• _Task to complete_:
Write out the listing below line for line, omitting the picture.

BEGIN

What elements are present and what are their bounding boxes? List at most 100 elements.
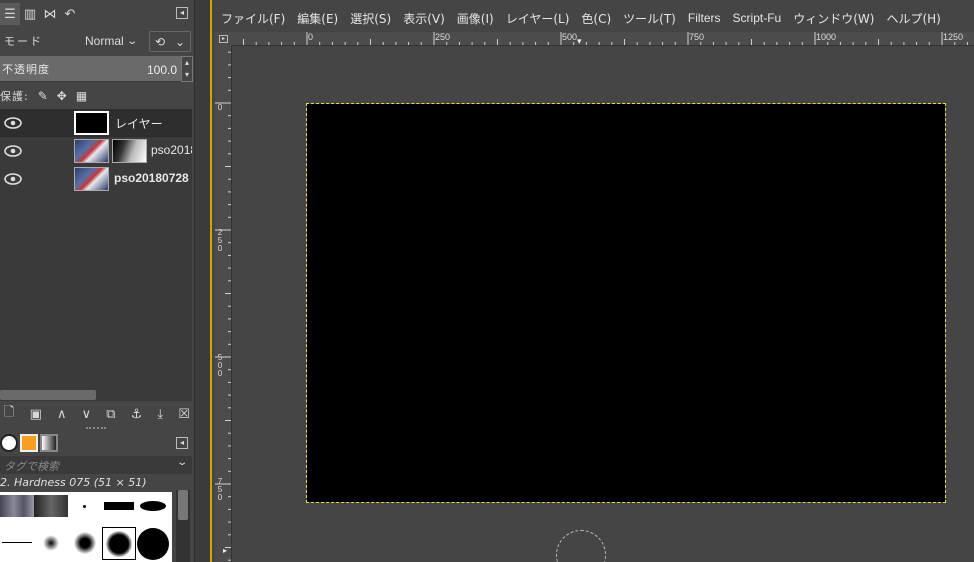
opacity-spinner[interactable]: ▴ ▾ bbox=[181, 56, 193, 82]
menu-help[interactable]: ヘルプ(H) bbox=[886, 10, 940, 27]
layer-actions: 🗋 ▣ ∧ ∨ ⧉ ⚓ ⤓ ☒ bbox=[0, 403, 194, 425]
menu-layer[interactable]: レイヤー(L) bbox=[506, 10, 570, 27]
panel-menu-icon[interactable]: ◂ bbox=[176, 7, 188, 19]
brush-tabs bbox=[0, 432, 194, 454]
horizontal-ruler[interactable]: 0 250 500 750 1000 1250 ▾ bbox=[232, 32, 974, 46]
visibility-eye-icon[interactable] bbox=[4, 117, 22, 129]
ruler-label: 1000 bbox=[816, 32, 837, 42]
ruler-label: 0 bbox=[217, 103, 223, 112]
ruler-label: 750 bbox=[217, 477, 223, 502]
layer-row[interactable]: レイヤー bbox=[0, 109, 192, 137]
quick-mask-toggle[interactable]: ▸ bbox=[215, 32, 232, 46]
menu-select[interactable]: 選択(S) bbox=[350, 10, 391, 27]
layer-row[interactable]: pso2018 bbox=[0, 137, 192, 165]
lock-position-icon[interactable]: ✥ bbox=[57, 89, 67, 103]
window-edge bbox=[210, 0, 212, 562]
brush-item[interactable] bbox=[0, 527, 34, 560]
new-layer-group-icon[interactable]: ▣ bbox=[30, 407, 42, 422]
left-dock: ☰ ▥ ⋈ ↶ ◂ モード Normal ⌄ ⟲ ⌄ 不透明度 100.0 ▴ ▾… bbox=[0, 0, 194, 562]
undo-history-icon[interactable]: ↶ bbox=[60, 3, 80, 25]
ruler-label: 0 bbox=[308, 32, 314, 42]
menu-colors[interactable]: 色(C) bbox=[581, 10, 611, 27]
layers-icon[interactable]: ☰ bbox=[0, 3, 20, 25]
layer-row[interactable]: pso20180728 bbox=[0, 165, 192, 193]
paths-icon[interactable]: ⋈ bbox=[40, 3, 60, 25]
brush-item[interactable] bbox=[102, 492, 136, 525]
brush-item-selected[interactable] bbox=[102, 527, 136, 560]
brush-scrollbar[interactable] bbox=[176, 490, 190, 562]
menu-file[interactable]: ファイル(F) bbox=[221, 10, 285, 27]
patterns-tab-icon[interactable] bbox=[20, 434, 38, 452]
menu-filters[interactable]: Filters bbox=[688, 11, 721, 25]
lock-label: 保護: bbox=[0, 90, 29, 103]
opacity-value: 100.0 bbox=[146, 63, 177, 77]
channels-icon[interactable]: ▥ bbox=[20, 3, 40, 25]
lock-alpha-icon[interactable]: ▦ bbox=[76, 89, 87, 103]
chevron-down-icon[interactable]: ⌄ bbox=[176, 457, 188, 468]
new-layer-icon[interactable]: 🗋 bbox=[4, 403, 14, 425]
ruler-label: 1250 bbox=[943, 32, 964, 42]
chevron-down-icon: ⌄ bbox=[125, 35, 138, 47]
brush-item[interactable] bbox=[0, 495, 34, 517]
layer-thumbnail bbox=[74, 139, 109, 163]
lock-pixels-icon[interactable]: ✎ bbox=[38, 89, 48, 103]
gradients-tab-icon[interactable] bbox=[40, 434, 58, 452]
ruler-label: 250 bbox=[435, 32, 451, 42]
visibility-eye-icon[interactable] bbox=[4, 173, 22, 185]
dock-grip[interactable] bbox=[86, 427, 106, 430]
ruler-label: 250 bbox=[217, 228, 223, 253]
lower-layer-icon[interactable]: ∨ bbox=[82, 407, 92, 422]
image-canvas[interactable] bbox=[306, 103, 946, 503]
layer-mask-thumbnail[interactable] bbox=[112, 139, 147, 163]
scrollbar-thumb[interactable] bbox=[178, 490, 188, 520]
brush-item[interactable] bbox=[34, 495, 68, 517]
mode-select[interactable]: Normal ⌄ bbox=[85, 31, 147, 51]
reset-icon: ⟲ bbox=[154, 34, 166, 49]
menu-tools[interactable]: ツール(T) bbox=[623, 10, 676, 27]
layer-name[interactable]: レイヤー bbox=[115, 115, 191, 132]
layer-thumbnail bbox=[74, 111, 109, 135]
layer-thumbnail bbox=[74, 167, 109, 191]
anchor-layer-icon[interactable]: ⚓ bbox=[131, 407, 143, 422]
brush-item[interactable] bbox=[136, 492, 170, 525]
vertical-ruler[interactable]: 0 250 500 750 ▸ bbox=[215, 46, 232, 562]
menu-view[interactable]: 表示(V) bbox=[403, 10, 445, 27]
pointer-marker-icon: ▸ bbox=[223, 546, 228, 555]
brush-cursor-outline bbox=[556, 530, 606, 562]
merge-down-icon[interactable]: ⤓ bbox=[157, 407, 163, 422]
mode-value: Normal bbox=[85, 34, 124, 48]
raise-layer-icon[interactable]: ∧ bbox=[57, 407, 67, 422]
visibility-eye-icon[interactable] bbox=[4, 145, 22, 157]
panel-menu-icon[interactable]: ◂ bbox=[176, 437, 188, 449]
tag-search-input[interactable]: タグで検索 ⌄ bbox=[0, 456, 192, 474]
tag-search-placeholder: タグで検索 bbox=[4, 460, 59, 473]
duplicate-layer-icon[interactable]: ⧉ bbox=[106, 407, 115, 422]
mode-row: モード Normal ⌄ ⟲ ⌄ bbox=[0, 29, 194, 53]
lock-row: 保護: ✎ ✥ ▦ bbox=[0, 86, 194, 106]
brush-item[interactable] bbox=[136, 527, 170, 560]
layer-name[interactable]: pso2018 bbox=[151, 143, 192, 157]
brush-item[interactable] bbox=[34, 527, 68, 560]
layer-list: レイヤー pso2018 pso20180728 bbox=[0, 109, 192, 389]
dock-divider[interactable] bbox=[194, 0, 212, 562]
opacity-label: 不透明度 bbox=[2, 63, 50, 76]
canvas-workspace[interactable] bbox=[233, 47, 974, 562]
dock-tabs: ☰ ▥ ⋈ ↶ bbox=[0, 0, 194, 28]
menu-edit[interactable]: 編集(E) bbox=[297, 10, 338, 27]
menu-image[interactable]: 画像(I) bbox=[457, 10, 494, 27]
brush-name: 2. Hardness 075 (51 × 51) bbox=[0, 476, 147, 489]
mode-reset-button[interactable]: ⟲ ⌄ bbox=[149, 31, 191, 52]
pointer-marker-icon: ▾ bbox=[577, 37, 582, 46]
ruler-label: 500 bbox=[217, 353, 223, 378]
brush-item[interactable] bbox=[68, 492, 102, 525]
scrollbar-thumb[interactable] bbox=[0, 390, 96, 400]
layer-list-scrollbar[interactable] bbox=[0, 389, 192, 401]
menu-script-fu[interactable]: Script-Fu bbox=[733, 11, 782, 25]
delete-layer-icon[interactable]: ☒ bbox=[178, 407, 190, 422]
layer-name[interactable]: pso20180728 bbox=[114, 171, 192, 185]
brush-item[interactable] bbox=[68, 527, 102, 560]
opacity-slider[interactable]: 不透明度 100.0 bbox=[0, 56, 181, 82]
brush-grid bbox=[0, 492, 172, 562]
brushes-tab-icon[interactable] bbox=[0, 434, 18, 452]
menu-windows[interactable]: ウィンドウ(W) bbox=[793, 10, 874, 27]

END

• _Output below_:
What elements are present and what are their bounding boxes? List at most 100 elements.
opacity-spinner[interactable]: ▴ ▾ bbox=[181, 56, 193, 82]
menu-help[interactable]: ヘルプ(H) bbox=[886, 10, 940, 27]
layer-actions: 🗋 ▣ ∧ ∨ ⧉ ⚓ ⤓ ☒ bbox=[0, 403, 194, 425]
menu-layer[interactable]: レイヤー(L) bbox=[506, 10, 570, 27]
panel-menu-icon[interactable]: ◂ bbox=[176, 7, 188, 19]
brush-tabs bbox=[0, 432, 194, 454]
horizontal-ruler[interactable]: 0 250 500 750 1000 1250 ▾ bbox=[232, 32, 974, 46]
visibility-eye-icon[interactable] bbox=[4, 117, 22, 129]
ruler-label: 1000 bbox=[816, 32, 837, 42]
ruler-label: 0 bbox=[217, 103, 223, 112]
ruler-label: 750 bbox=[217, 477, 223, 502]
layer-row[interactable]: レイヤー bbox=[0, 109, 192, 137]
quick-mask-toggle[interactable]: ▸ bbox=[215, 32, 232, 46]
menu-select[interactable]: 選択(S) bbox=[350, 10, 391, 27]
layer-row[interactable]: pso2018 bbox=[0, 137, 192, 165]
lock-position-icon[interactable]: ✥ bbox=[57, 89, 67, 103]
window-edge bbox=[210, 0, 212, 562]
brush-item[interactable] bbox=[0, 527, 34, 560]
new-layer-group-icon[interactable]: ▣ bbox=[30, 407, 42, 422]
left-dock: ☰ ▥ ⋈ ↶ ◂ モード Normal ⌄ ⟲ ⌄ 不透明度 100.0 ▴ ▾… bbox=[0, 0, 194, 562]
undo-history-icon[interactable]: ↶ bbox=[60, 3, 80, 25]
ruler-label: 0 bbox=[308, 32, 314, 42]
menu-colors[interactable]: 色(C) bbox=[581, 10, 611, 27]
layers-icon[interactable]: ☰ bbox=[0, 3, 20, 25]
layer-row[interactable]: pso20180728 bbox=[0, 165, 192, 193]
paths-icon[interactable]: ⋈ bbox=[40, 3, 60, 25]
brush-item[interactable] bbox=[102, 492, 136, 525]
brush-item-selected[interactable] bbox=[102, 527, 136, 560]
brush-scrollbar[interactable] bbox=[176, 490, 190, 562]
menu-file[interactable]: ファイル(F) bbox=[221, 10, 285, 27]
patterns-tab-icon[interactable] bbox=[20, 434, 38, 452]
menu-filters[interactable]: Filters bbox=[688, 11, 721, 25]
lock-label: 保護: bbox=[0, 90, 29, 103]
opacity-value: 100.0 bbox=[146, 63, 177, 77]
channels-icon[interactable]: ▥ bbox=[20, 3, 40, 25]
lock-alpha-icon[interactable]: ▦ bbox=[76, 89, 87, 103]
chevron-down-icon[interactable]: ⌄ bbox=[176, 457, 188, 468]
new-layer-icon[interactable]: 🗋 bbox=[4, 403, 14, 425]
ruler-label: 1250 bbox=[943, 32, 964, 42]
chevron-down-icon: ⌄ bbox=[125, 35, 138, 47]
brush-item[interactable] bbox=[0, 495, 34, 517]
layer-thumbnail bbox=[74, 139, 109, 163]
lock-pixels-icon[interactable]: ✎ bbox=[38, 89, 48, 103]
gradients-tab-icon[interactable] bbox=[40, 434, 58, 452]
ruler-label: 250 bbox=[435, 32, 451, 42]
visibility-eye-icon[interactable] bbox=[4, 173, 22, 185]
dock-grip[interactable] bbox=[86, 427, 106, 430]
ruler-label: 250 bbox=[217, 228, 223, 253]
lower-layer-icon[interactable]: ∨ bbox=[82, 407, 92, 422]
image-canvas[interactable] bbox=[306, 103, 946, 503]
layer-mask-thumbnail[interactable] bbox=[112, 139, 147, 163]
scrollbar-thumb[interactable] bbox=[178, 490, 188, 520]
brush-item[interactable] bbox=[34, 495, 68, 517]
mode-select[interactable]: Normal ⌄ bbox=[85, 31, 147, 51]
reset-icon: ⟲ bbox=[154, 34, 166, 49]
menu-tools[interactable]: ツール(T) bbox=[623, 10, 676, 27]
layer-name[interactable]: レイヤー bbox=[115, 115, 191, 132]
layer-thumbnail bbox=[74, 111, 109, 135]
layer-thumbnail bbox=[74, 167, 109, 191]
anchor-layer-icon[interactable]: ⚓ bbox=[131, 407, 143, 422]
brush-item[interactable] bbox=[136, 492, 170, 525]
vertical-ruler[interactable]: 0 250 500 750 ▸ bbox=[215, 46, 232, 562]
menu-view[interactable]: 表示(V) bbox=[403, 10, 445, 27]
pointer-marker-icon: ▸ bbox=[223, 546, 228, 555]
brush-cursor-outline bbox=[556, 530, 606, 562]
merge-down-icon[interactable]: ⤓ bbox=[157, 407, 163, 422]
mode-value: Normal bbox=[85, 34, 124, 48]
raise-layer-icon[interactable]: ∧ bbox=[57, 407, 67, 422]
visibility-eye-icon[interactable] bbox=[4, 145, 22, 157]
panel-menu-icon[interactable]: ◂ bbox=[176, 437, 188, 449]
tag-search-input[interactable]: タグで検索 ⌄ bbox=[0, 456, 192, 474]
tag-search-placeholder: タグで検索 bbox=[4, 460, 59, 473]
duplicate-layer-icon[interactable]: ⧉ bbox=[106, 407, 115, 422]
mode-row: モード Normal ⌄ ⟲ ⌄ bbox=[0, 29, 194, 53]
lock-row: 保護: ✎ ✥ ▦ bbox=[0, 86, 194, 106]
brush-item[interactable] bbox=[136, 527, 170, 560]
layer-name[interactable]: pso2018 bbox=[151, 143, 192, 157]
brush-item[interactable] bbox=[34, 527, 68, 560]
layer-list: レイヤー pso2018 pso20180728 bbox=[0, 109, 192, 389]
dock-divider[interactable] bbox=[194, 0, 212, 562]
opacity-label: 不透明度 bbox=[2, 63, 50, 76]
canvas-workspace[interactable] bbox=[233, 47, 974, 562]
dock-tabs: ☰ ▥ ⋈ ↶ bbox=[0, 0, 194, 28]
menu-edit[interactable]: 編集(E) bbox=[297, 10, 338, 27]
menu-image[interactable]: 画像(I) bbox=[457, 10, 494, 27]
brush-name: 2. Hardness 075 (51 × 51) bbox=[0, 476, 147, 489]
mode-reset-button[interactable]: ⟲ ⌄ bbox=[149, 31, 191, 52]
pointer-marker-icon: ▾ bbox=[577, 37, 582, 46]
ruler-label: 500 bbox=[217, 353, 223, 378]
brush-item[interactable] bbox=[68, 492, 102, 525]
scrollbar-thumb[interactable] bbox=[0, 390, 96, 400]
layer-list-scrollbar[interactable] bbox=[0, 389, 192, 401]
menu-script-fu[interactable]: Script-Fu bbox=[733, 11, 782, 25]
delete-layer-icon[interactable]: ☒ bbox=[178, 407, 190, 422]
layer-name[interactable]: pso20180728 bbox=[114, 171, 192, 185]
brush-item[interactable] bbox=[68, 527, 102, 560]
opacity-slider[interactable]: 不透明度 100.0 bbox=[0, 56, 181, 82]
brush-grid bbox=[0, 492, 172, 562]
brushes-tab-icon[interactable] bbox=[0, 434, 18, 452]
menu-windows[interactable]: ウィンドウ(W) bbox=[793, 10, 874, 27]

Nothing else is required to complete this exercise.